**Exercise goal:** Hunt for the word "JSON" across the entries below, copying each line that holds it.

-- start of Data to process --

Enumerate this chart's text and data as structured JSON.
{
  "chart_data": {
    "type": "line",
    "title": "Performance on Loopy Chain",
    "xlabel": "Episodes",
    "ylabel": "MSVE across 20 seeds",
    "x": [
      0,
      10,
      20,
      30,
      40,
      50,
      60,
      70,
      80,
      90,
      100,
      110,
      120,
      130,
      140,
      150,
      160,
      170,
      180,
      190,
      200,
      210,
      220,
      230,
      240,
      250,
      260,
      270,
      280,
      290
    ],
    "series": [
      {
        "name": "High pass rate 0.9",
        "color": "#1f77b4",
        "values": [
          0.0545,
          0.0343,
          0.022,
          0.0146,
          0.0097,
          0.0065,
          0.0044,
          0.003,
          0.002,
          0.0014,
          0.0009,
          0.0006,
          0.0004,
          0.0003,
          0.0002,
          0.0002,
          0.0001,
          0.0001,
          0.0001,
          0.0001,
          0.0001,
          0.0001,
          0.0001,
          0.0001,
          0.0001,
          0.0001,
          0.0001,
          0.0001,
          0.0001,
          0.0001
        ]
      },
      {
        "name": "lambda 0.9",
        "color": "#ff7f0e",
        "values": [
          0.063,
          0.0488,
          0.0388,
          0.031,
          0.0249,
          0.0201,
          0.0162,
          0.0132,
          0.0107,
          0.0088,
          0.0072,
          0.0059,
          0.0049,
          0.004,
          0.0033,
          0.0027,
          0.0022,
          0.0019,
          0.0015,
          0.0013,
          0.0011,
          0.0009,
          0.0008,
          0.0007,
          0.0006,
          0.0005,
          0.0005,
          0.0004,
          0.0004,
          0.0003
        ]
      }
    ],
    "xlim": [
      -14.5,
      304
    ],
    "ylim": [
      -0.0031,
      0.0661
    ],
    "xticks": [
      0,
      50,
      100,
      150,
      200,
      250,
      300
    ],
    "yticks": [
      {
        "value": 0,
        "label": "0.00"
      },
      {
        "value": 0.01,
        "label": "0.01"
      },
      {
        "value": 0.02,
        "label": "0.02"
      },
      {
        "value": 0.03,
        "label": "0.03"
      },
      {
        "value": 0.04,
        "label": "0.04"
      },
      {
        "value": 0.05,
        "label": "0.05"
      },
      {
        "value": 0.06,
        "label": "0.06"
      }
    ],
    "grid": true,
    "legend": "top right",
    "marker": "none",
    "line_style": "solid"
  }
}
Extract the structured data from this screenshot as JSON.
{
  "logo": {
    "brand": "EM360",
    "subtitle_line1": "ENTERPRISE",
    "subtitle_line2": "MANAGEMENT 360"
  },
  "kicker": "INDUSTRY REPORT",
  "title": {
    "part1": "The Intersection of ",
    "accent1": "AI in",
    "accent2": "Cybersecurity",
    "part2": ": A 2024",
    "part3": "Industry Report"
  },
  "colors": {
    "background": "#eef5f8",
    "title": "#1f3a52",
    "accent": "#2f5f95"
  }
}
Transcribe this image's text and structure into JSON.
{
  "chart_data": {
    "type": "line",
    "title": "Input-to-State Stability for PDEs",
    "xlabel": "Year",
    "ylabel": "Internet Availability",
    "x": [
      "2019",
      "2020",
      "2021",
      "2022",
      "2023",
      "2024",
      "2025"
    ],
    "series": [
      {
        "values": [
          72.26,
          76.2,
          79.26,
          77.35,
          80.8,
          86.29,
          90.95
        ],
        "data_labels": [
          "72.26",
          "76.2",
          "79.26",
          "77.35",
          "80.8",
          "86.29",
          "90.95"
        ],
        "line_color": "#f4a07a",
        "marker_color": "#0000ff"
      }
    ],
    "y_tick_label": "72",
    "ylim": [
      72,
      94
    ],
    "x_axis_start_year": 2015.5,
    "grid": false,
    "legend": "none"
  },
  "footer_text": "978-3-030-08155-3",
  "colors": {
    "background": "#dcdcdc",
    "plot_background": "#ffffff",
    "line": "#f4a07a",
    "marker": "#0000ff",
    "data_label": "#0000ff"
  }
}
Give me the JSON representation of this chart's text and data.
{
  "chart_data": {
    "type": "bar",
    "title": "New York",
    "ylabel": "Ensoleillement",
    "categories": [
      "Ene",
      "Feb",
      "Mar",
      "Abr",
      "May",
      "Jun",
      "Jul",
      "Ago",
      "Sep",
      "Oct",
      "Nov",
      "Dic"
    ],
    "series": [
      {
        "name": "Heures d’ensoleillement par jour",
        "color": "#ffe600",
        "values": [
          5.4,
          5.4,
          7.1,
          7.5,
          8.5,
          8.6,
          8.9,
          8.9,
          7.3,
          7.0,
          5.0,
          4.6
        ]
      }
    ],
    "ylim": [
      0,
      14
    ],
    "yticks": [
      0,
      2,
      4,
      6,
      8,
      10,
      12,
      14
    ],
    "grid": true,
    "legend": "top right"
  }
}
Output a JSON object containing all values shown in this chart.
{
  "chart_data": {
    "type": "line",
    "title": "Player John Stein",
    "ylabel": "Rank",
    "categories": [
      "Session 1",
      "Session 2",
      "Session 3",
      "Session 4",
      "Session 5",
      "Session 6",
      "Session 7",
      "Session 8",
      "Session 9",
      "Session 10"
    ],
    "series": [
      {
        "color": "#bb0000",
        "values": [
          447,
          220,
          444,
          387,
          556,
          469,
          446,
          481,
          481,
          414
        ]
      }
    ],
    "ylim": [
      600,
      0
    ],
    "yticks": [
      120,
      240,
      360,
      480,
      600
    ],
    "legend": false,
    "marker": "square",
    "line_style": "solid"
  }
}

-- end of Data to process --

**Final answer:**
Enumerate this chart's text and data as structured JSON.
Extract the structured data from this screenshot as JSON.
Transcribe this image's text and structure into JSON.
Give me the JSON representation of this chart's text and data.
Output a JSON object containing all values shown in this chart.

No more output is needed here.